Exercise instructions ->
Each line of the material below should be reproduced exactly.

Extracted entries ->
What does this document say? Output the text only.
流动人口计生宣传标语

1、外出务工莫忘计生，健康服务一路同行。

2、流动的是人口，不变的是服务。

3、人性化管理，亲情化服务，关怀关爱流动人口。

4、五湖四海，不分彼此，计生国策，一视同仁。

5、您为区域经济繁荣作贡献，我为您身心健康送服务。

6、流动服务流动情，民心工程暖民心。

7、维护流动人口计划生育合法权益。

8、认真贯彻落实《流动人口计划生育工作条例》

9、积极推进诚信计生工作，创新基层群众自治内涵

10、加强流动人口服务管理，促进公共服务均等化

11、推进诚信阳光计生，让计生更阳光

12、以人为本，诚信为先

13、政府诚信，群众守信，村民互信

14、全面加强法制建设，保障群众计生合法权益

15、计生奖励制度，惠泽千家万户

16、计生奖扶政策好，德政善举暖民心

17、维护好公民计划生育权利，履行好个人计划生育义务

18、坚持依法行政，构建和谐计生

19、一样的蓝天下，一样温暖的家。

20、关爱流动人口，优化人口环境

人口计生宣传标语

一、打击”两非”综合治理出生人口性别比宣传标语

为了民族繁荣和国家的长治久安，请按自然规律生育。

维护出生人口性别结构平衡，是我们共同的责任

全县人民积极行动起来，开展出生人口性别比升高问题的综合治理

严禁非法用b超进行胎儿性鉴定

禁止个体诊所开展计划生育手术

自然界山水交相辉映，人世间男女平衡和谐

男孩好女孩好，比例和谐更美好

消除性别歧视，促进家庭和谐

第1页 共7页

Response below ->
What does this document say? Output the text only.
流动人口计生宣传标语

1、外出务工莫忘计生，健康服务一路同行。

2、流动的是人口，不变的是服务。

3、人性化管理，亲情化服务，关怀关爱流动人口。

4、五湖四海，不分彼此，计生国策，一视同仁。

5、您为区域经济繁荣作贡献，我为您身心健康送服务。

6、流动服务流动情，民心工程暖民心。

7、维护流动人口计划生育合法权益。

8、认真贯彻落实《流动人口计划生育工作条例》

9、积极推进诚信计生工作，创新基层群众自治内涵

10、加强流动人口服务管理，促进公共服务均等化

11、推进诚信阳光计生，让计生更阳光

12、以人为本，诚信为先

13、政府诚信，群众守信，村民互信

14、全面加强法制建设，保障群众计生合法权益

15、计生奖励制度，惠泽千家万户

16、计生奖扶政策好，德政善举暖民心

17、维护好公民计划生育权利，履行好个人计划生育义务

18、坚持依法行政，构建和谐计生

19、一样的蓝天下，一样温暖的家。

20、关爱流动人口，优化人口环境

人口计生宣传标语

一、打击”两非”综合治理出生人口性别比宣传标语

为了民族繁荣和国家的长治久安，请按自然规律生育。

维护出生人口性别结构平衡，是我们共同的责任

全县人民积极行动起来，开展出生人口性别比升高问题的综合治理

严禁非法用b超进行胎儿性鉴定

禁止个体诊所开展计划生育手术

自然界山水交相辉映，人世间男女平衡和谐

男孩好女孩好，比例和谐更美好

消除性别歧视，促进家庭和谐

第1页 共7页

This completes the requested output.